* Given information:
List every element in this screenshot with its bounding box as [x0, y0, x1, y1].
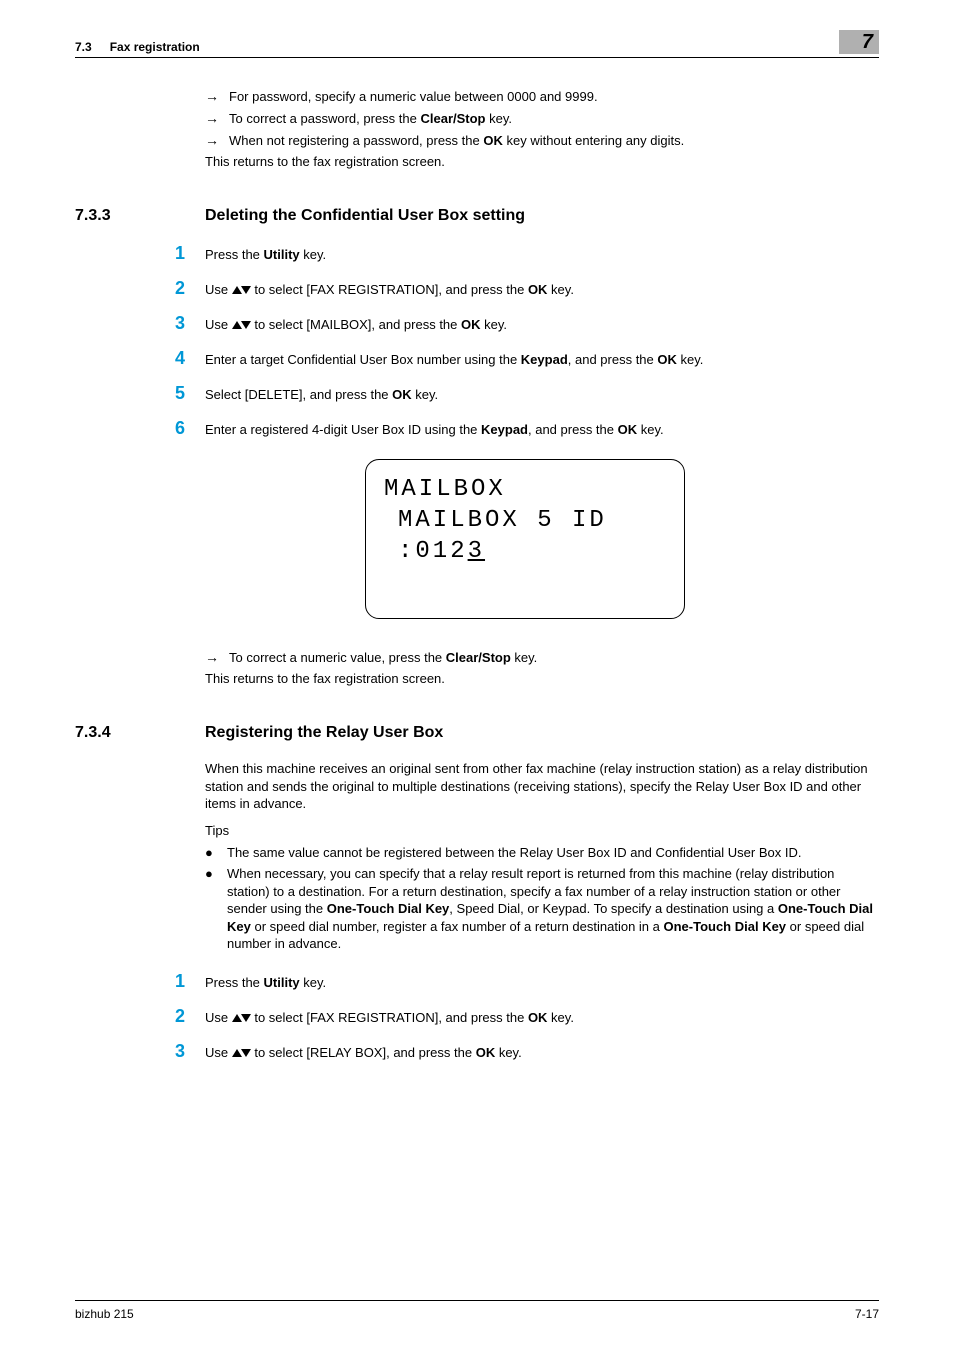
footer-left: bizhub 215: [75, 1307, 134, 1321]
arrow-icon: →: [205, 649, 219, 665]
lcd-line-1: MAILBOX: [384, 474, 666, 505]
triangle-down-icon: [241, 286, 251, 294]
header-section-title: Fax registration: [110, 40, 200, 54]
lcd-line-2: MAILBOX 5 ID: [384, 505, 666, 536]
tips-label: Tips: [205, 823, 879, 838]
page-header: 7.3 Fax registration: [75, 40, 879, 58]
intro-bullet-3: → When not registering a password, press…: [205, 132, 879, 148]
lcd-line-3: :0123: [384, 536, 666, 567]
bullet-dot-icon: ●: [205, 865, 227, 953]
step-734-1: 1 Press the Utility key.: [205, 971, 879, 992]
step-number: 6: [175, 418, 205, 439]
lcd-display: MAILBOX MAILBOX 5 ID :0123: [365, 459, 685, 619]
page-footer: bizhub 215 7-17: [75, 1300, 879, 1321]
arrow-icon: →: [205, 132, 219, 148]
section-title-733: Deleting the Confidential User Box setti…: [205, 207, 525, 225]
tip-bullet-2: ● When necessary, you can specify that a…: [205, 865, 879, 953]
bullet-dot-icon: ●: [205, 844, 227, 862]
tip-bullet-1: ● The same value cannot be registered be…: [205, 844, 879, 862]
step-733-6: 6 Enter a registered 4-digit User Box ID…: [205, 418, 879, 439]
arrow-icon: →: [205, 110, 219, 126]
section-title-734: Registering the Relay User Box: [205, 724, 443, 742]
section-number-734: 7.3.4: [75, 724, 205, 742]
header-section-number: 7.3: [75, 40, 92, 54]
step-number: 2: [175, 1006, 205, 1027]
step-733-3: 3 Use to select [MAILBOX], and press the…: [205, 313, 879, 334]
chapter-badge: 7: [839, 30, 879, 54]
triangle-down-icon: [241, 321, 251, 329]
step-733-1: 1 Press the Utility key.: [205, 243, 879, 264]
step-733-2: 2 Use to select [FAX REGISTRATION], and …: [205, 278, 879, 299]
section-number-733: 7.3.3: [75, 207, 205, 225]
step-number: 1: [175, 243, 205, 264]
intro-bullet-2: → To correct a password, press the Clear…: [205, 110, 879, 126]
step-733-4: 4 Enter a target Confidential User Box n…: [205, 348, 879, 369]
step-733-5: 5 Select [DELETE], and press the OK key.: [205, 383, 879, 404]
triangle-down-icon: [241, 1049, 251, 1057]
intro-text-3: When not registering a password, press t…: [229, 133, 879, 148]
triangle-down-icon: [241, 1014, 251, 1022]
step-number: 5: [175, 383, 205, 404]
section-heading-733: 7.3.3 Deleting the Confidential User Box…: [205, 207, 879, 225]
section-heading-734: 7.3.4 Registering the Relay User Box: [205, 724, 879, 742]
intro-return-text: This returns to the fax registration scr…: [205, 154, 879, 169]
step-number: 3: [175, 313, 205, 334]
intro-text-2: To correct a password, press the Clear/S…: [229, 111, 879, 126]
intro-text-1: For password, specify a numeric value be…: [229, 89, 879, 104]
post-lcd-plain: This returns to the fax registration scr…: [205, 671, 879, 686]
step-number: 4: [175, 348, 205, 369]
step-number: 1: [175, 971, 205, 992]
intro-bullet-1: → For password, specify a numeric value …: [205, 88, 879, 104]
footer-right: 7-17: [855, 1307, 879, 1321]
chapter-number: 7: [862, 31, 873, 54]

* What is being asked: Please update the stretch of material from the line containing "footer-left: bizhub 215: [75, 1307, 134, 1321]" through the line containing "bullet-dot-icon: ●: [205, 865, 227, 953]", changing "MAILBOX" to "INBOX" and leaving everything else unchanged. Give back only those lines.

* The response:
footer-left: bizhub 215: [75, 1307, 134, 1321]
arrow-icon: →: [205, 649, 219, 665]
lcd-line-1: INBOX: [384, 474, 666, 505]
triangle-down-icon: [241, 286, 251, 294]
header-section-title: Fax registration: [110, 40, 200, 54]
lcd-line-2: INBOX 5 ID: [384, 505, 666, 536]
tips-label: Tips: [205, 823, 879, 838]
page-header: 7.3 Fax registration: [75, 40, 879, 58]
intro-bullet-3: → When not registering a password, press…: [205, 132, 879, 148]
lcd-line-3: :0123: [384, 536, 666, 567]
bullet-dot-icon: ●: [205, 865, 227, 953]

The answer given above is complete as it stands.